• **EXERCISE DATA**:
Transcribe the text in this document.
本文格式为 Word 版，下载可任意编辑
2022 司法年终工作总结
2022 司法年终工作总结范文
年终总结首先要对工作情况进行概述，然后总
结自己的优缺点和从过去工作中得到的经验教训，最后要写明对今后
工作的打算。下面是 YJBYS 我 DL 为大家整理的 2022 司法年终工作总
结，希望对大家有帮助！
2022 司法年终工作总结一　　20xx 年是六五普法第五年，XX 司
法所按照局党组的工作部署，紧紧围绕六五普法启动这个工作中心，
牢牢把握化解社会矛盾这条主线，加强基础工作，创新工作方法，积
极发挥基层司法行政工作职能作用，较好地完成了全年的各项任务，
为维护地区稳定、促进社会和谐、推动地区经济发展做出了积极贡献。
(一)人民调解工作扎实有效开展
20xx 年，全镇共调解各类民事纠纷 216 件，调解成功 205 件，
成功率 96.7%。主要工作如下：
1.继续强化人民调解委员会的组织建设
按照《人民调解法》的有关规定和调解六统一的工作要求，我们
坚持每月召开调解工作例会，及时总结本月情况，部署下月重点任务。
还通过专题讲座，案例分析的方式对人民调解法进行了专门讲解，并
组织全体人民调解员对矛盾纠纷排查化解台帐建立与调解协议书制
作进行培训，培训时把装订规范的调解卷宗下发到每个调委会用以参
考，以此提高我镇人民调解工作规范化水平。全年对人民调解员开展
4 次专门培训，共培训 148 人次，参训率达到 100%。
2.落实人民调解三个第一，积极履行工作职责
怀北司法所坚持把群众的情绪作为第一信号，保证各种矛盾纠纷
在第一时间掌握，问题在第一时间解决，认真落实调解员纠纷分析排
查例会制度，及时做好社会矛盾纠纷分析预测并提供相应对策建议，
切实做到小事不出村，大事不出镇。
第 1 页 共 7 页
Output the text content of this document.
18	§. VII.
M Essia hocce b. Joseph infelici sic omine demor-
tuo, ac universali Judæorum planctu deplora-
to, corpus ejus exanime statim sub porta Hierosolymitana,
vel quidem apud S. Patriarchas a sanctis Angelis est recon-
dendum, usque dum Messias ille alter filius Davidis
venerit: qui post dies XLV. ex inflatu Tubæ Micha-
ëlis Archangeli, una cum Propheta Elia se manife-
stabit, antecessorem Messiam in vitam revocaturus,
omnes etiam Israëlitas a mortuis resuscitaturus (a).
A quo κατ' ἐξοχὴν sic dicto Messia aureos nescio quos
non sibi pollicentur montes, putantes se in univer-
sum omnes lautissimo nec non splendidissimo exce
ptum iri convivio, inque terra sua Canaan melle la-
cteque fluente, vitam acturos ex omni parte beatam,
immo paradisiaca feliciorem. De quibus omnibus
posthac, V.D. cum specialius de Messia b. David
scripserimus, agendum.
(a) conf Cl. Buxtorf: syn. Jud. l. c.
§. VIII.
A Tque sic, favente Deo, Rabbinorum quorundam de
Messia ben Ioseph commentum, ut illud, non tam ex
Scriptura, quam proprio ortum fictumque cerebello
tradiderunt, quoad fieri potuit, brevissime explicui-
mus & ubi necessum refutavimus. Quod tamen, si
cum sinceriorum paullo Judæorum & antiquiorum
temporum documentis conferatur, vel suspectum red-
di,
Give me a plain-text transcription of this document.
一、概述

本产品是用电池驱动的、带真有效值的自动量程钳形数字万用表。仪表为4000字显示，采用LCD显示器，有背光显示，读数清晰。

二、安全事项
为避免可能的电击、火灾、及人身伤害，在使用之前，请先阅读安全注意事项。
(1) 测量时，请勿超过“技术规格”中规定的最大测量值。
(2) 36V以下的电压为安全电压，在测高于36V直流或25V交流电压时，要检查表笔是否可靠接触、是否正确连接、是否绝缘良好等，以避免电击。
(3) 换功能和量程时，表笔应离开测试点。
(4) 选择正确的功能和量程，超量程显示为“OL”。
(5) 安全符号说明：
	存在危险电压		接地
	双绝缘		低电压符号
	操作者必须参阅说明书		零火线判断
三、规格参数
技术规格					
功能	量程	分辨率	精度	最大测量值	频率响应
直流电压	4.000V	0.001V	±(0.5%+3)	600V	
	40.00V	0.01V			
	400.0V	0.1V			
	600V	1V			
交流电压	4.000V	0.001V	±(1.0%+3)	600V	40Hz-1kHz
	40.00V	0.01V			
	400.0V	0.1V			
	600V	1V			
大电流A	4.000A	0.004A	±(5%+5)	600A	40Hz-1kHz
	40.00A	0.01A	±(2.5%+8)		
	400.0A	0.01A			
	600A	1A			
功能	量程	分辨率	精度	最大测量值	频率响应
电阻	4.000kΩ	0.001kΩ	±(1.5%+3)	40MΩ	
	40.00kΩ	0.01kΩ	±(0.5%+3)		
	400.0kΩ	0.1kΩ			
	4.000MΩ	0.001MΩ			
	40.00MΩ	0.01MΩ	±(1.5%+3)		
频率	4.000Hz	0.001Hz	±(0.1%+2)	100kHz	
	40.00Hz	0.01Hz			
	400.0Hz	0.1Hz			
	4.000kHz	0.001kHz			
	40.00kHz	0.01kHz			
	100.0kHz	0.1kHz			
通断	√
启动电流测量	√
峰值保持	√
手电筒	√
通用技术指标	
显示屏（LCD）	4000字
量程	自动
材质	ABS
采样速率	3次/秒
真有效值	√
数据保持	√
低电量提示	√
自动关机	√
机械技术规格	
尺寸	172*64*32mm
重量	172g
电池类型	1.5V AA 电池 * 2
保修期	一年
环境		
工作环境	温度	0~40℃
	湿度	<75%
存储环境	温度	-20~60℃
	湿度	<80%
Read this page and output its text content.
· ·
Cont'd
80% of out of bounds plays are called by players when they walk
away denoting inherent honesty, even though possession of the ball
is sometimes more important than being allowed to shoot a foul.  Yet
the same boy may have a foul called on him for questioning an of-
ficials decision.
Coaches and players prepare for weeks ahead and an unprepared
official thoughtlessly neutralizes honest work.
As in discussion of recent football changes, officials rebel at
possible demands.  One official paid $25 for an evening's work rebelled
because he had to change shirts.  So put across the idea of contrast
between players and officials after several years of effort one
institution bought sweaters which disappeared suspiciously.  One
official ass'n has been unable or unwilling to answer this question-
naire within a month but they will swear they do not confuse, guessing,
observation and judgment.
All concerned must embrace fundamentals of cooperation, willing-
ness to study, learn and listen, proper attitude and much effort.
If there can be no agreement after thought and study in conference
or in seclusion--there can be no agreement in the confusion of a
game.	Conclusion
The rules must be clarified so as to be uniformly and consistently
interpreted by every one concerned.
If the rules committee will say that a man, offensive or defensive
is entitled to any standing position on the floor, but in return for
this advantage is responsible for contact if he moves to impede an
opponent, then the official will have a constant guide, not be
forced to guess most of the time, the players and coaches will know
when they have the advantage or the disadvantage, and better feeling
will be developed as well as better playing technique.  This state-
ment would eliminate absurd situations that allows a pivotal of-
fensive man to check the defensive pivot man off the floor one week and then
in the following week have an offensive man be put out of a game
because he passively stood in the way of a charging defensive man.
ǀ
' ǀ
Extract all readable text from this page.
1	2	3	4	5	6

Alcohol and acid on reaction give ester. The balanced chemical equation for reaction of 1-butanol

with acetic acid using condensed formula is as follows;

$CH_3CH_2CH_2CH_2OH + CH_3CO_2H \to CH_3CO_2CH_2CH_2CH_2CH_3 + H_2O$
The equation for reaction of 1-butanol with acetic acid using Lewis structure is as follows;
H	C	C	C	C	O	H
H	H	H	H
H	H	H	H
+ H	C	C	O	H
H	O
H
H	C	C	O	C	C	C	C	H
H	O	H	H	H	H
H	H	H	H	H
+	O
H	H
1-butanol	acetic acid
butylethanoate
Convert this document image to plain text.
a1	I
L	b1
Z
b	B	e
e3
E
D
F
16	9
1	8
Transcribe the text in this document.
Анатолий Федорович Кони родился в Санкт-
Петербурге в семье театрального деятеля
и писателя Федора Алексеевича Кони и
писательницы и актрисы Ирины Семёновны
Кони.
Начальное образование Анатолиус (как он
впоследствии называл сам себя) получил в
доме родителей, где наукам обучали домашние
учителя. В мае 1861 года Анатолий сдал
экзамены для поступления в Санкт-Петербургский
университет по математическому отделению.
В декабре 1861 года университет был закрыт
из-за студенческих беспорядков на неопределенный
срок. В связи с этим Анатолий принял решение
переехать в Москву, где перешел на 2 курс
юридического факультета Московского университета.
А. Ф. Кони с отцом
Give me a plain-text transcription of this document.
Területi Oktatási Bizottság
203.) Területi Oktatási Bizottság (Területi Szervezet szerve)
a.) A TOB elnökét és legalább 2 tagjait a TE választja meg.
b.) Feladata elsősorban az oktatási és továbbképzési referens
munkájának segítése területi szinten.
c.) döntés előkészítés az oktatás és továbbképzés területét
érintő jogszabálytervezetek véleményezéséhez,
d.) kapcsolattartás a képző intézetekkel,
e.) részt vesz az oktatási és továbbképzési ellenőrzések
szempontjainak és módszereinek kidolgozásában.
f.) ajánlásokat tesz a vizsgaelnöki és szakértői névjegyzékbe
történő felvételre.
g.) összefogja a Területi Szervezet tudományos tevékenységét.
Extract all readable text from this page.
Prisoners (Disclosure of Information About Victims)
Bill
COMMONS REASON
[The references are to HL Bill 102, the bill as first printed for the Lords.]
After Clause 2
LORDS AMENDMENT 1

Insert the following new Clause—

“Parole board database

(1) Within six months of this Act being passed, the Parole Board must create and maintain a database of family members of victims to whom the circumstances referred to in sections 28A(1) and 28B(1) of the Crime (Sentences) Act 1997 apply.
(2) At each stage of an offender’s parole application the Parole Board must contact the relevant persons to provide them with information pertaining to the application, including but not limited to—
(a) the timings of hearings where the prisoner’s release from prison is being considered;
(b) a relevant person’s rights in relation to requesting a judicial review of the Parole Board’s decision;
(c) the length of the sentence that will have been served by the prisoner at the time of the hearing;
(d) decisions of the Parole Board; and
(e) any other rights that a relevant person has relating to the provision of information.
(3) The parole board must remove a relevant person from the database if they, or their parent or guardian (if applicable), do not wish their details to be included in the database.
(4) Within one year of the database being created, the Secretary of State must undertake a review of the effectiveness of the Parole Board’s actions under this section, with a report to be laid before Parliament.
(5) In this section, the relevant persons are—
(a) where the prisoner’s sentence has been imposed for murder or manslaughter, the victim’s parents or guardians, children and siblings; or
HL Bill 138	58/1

• **AIM**:
Identify each line of the material where the word "equation" shows up, and copy it.

• **TASK ANSWER**:
Alcohol and acid on reaction give ester. The balanced chemical equation for reaction of 1-butanol
The equation for reaction of 1-butanol with acetic acid using Lewis structure is as follows;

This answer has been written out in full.